= Exercise task =
Write out all the rows below again, requests included, but increase every box coordinate in the answers by 75. Leave the pictures out.

= Dataset records =
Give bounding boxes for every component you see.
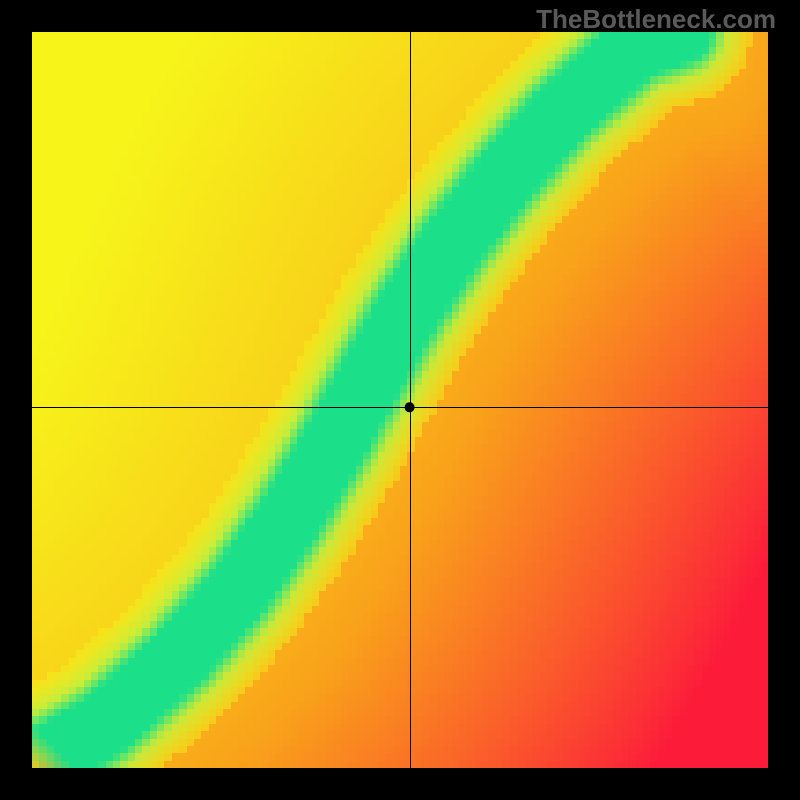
watermark-text: TheBottleneck.com (536, 4, 776, 35)
chart-frame: TheBottleneck.com (0, 0, 800, 800)
heatmap-canvas (32, 32, 768, 768)
plot-area (32, 32, 768, 768)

= Finished task =
Give bounding boxes for every component you see.
watermark-text: TheBottleneck.com (611, 79, 851, 110)
chart-frame: TheBottleneck.com (75, 75, 875, 875)
heatmap-canvas (107, 107, 843, 843)
plot-area (107, 107, 843, 843)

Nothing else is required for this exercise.